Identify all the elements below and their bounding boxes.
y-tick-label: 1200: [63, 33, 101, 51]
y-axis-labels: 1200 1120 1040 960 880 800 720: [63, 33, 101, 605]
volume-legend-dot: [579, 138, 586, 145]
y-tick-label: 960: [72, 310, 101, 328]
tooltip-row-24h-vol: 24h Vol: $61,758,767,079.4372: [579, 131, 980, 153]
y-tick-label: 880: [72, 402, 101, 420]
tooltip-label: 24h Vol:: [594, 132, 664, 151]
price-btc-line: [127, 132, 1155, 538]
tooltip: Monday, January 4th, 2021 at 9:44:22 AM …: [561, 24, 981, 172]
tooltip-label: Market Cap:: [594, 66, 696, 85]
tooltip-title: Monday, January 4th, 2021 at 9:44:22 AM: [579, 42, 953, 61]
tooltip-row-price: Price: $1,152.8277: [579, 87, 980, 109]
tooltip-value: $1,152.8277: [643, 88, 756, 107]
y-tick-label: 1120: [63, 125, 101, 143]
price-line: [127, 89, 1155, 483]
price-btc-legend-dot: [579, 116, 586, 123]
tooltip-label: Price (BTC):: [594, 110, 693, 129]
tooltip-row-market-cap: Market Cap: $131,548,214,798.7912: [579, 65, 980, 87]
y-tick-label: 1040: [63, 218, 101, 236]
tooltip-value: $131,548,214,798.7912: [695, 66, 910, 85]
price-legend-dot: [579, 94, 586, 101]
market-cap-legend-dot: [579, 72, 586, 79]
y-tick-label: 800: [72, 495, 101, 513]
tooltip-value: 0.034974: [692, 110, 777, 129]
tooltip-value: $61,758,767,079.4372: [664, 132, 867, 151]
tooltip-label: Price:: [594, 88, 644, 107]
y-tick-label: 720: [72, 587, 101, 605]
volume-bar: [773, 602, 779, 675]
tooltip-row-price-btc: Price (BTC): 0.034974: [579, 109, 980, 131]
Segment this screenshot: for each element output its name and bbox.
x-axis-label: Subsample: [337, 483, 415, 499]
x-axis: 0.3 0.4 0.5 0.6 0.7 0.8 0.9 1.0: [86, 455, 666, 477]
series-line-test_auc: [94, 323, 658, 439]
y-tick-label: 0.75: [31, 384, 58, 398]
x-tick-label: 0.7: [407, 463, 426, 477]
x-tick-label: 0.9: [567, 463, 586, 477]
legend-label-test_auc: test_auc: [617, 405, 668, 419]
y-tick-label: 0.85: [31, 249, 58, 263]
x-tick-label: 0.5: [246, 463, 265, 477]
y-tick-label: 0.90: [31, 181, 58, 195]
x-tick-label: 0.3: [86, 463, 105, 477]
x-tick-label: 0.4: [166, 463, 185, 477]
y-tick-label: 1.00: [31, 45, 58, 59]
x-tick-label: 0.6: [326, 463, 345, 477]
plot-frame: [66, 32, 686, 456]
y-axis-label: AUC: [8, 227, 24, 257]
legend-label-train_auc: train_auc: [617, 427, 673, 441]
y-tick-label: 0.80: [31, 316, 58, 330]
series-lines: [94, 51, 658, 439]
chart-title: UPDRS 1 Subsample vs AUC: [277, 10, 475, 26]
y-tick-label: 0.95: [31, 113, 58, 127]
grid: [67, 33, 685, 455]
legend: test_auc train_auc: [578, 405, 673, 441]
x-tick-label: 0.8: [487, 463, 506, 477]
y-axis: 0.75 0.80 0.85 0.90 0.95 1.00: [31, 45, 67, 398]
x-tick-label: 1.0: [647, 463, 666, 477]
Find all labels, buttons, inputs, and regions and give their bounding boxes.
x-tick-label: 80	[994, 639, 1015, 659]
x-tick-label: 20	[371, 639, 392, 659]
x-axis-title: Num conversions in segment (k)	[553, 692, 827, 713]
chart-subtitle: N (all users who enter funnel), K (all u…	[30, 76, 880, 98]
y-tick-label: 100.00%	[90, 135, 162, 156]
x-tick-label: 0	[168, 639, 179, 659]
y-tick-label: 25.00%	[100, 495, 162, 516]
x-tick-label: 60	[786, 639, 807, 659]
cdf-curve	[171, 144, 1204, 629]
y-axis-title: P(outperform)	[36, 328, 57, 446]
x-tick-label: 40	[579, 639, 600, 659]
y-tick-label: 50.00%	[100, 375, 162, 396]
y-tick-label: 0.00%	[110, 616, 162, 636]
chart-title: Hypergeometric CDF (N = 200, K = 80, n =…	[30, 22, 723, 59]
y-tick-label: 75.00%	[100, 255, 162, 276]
++++
The exercise
Reproduce the listing above, replacing every occurrence of "tooltip-value" with "tooltip-amount" and leaving everything else unchanged.

Written solution
Identify all the elements below and their bounding boxes.
y-tick-label: 1200: [63, 33, 101, 51]
y-axis-labels: 1200 1120 1040 960 880 800 720: [63, 33, 101, 605]
volume-legend-dot: [579, 138, 586, 145]
y-tick-label: 960: [72, 310, 101, 328]
tooltip-row-24h-vol: 24h Vol: $61,758,767,079.4372: [579, 131, 980, 153]
y-tick-label: 880: [72, 402, 101, 420]
tooltip-label: 24h Vol:: [594, 132, 664, 151]
price-btc-line: [127, 132, 1155, 538]
tooltip: Monday, January 4th, 2021 at 9:44:22 AM …: [561, 24, 981, 172]
tooltip-label: Market Cap:: [594, 66, 696, 85]
tooltip-title: Monday, January 4th, 2021 at 9:44:22 AM: [579, 42, 953, 61]
tooltip-row-price: Price: $1,152.8277: [579, 87, 980, 109]
tooltip-amount: $1,152.8277: [643, 88, 756, 107]
y-tick-label: 1120: [63, 125, 101, 143]
price-line: [127, 89, 1155, 483]
price-btc-legend-dot: [579, 116, 586, 123]
tooltip-label: Price (BTC):: [594, 110, 693, 129]
tooltip-row-market-cap: Market Cap: $131,548,214,798.7912: [579, 65, 980, 87]
y-tick-label: 1040: [63, 218, 101, 236]
tooltip-amount: $131,548,214,798.7912: [695, 66, 910, 85]
price-legend-dot: [579, 94, 586, 101]
market-cap-legend-dot: [579, 72, 586, 79]
y-tick-label: 800: [72, 495, 101, 513]
tooltip-amount: 0.034974: [692, 110, 777, 129]
tooltip-amount: $61,758,767,079.4372: [664, 132, 867, 151]
tooltip-label: Price:: [594, 88, 644, 107]
y-tick-label: 720: [72, 587, 101, 605]
volume-bar: [773, 602, 779, 675]
tooltip-row-price-btc: Price (BTC): 0.034974: [579, 109, 980, 131]
Segment this screenshot: for each element output its name and bbox.
x-axis-label: Subsample: [337, 483, 415, 499]
x-axis: 0.3 0.4 0.5 0.6 0.7 0.8 0.9 1.0: [86, 455, 666, 477]
series-line-test_auc: [94, 323, 658, 439]
y-tick-label: 0.75: [31, 384, 58, 398]
x-tick-label: 0.7: [407, 463, 426, 477]
x-tick-label: 0.9: [567, 463, 586, 477]
legend-label-test_auc: test_auc: [617, 405, 668, 419]
y-tick-label: 0.85: [31, 249, 58, 263]
x-tick-label: 0.5: [246, 463, 265, 477]
y-tick-label: 0.90: [31, 181, 58, 195]
x-tick-label: 0.3: [86, 463, 105, 477]
x-tick-label: 0.4: [166, 463, 185, 477]
y-tick-label: 1.00: [31, 45, 58, 59]
x-tick-label: 0.6: [326, 463, 345, 477]
plot-frame: [66, 32, 686, 456]
y-axis-label: AUC: [8, 227, 24, 257]
legend-label-train_auc: train_auc: [617, 427, 673, 441]
y-tick-label: 0.80: [31, 316, 58, 330]
series-lines: [94, 51, 658, 439]
chart-title: UPDRS 1 Subsample vs AUC: [277, 10, 475, 26]
y-tick-label: 0.95: [31, 113, 58, 127]
grid: [67, 33, 685, 455]
legend: test_auc train_auc: [578, 405, 673, 441]
x-tick-label: 0.8: [487, 463, 506, 477]
y-axis: 0.75 0.80 0.85 0.90 0.95 1.00: [31, 45, 67, 398]
x-tick-label: 1.0: [647, 463, 666, 477]
Find all labels, buttons, inputs, and regions and give their bounding boxes.
x-tick-label: 80	[994, 639, 1015, 659]
x-tick-label: 20	[371, 639, 392, 659]
x-axis-title: Num conversions in segment (k)	[553, 692, 827, 713]
chart-subtitle: N (all users who enter funnel), K (all u…	[30, 76, 880, 98]
y-tick-label: 100.00%	[90, 135, 162, 156]
x-tick-label: 0	[168, 639, 179, 659]
y-tick-label: 25.00%	[100, 495, 162, 516]
x-tick-label: 60	[786, 639, 807, 659]
cdf-curve	[171, 144, 1204, 629]
y-axis-title: P(outperform)	[36, 328, 57, 446]
x-tick-label: 40	[579, 639, 600, 659]
y-tick-label: 50.00%	[100, 375, 162, 396]
y-tick-label: 0.00%	[110, 616, 162, 636]
chart-title: Hypergeometric CDF (N = 200, K = 80, n =…	[30, 22, 723, 59]
y-tick-label: 75.00%	[100, 255, 162, 276]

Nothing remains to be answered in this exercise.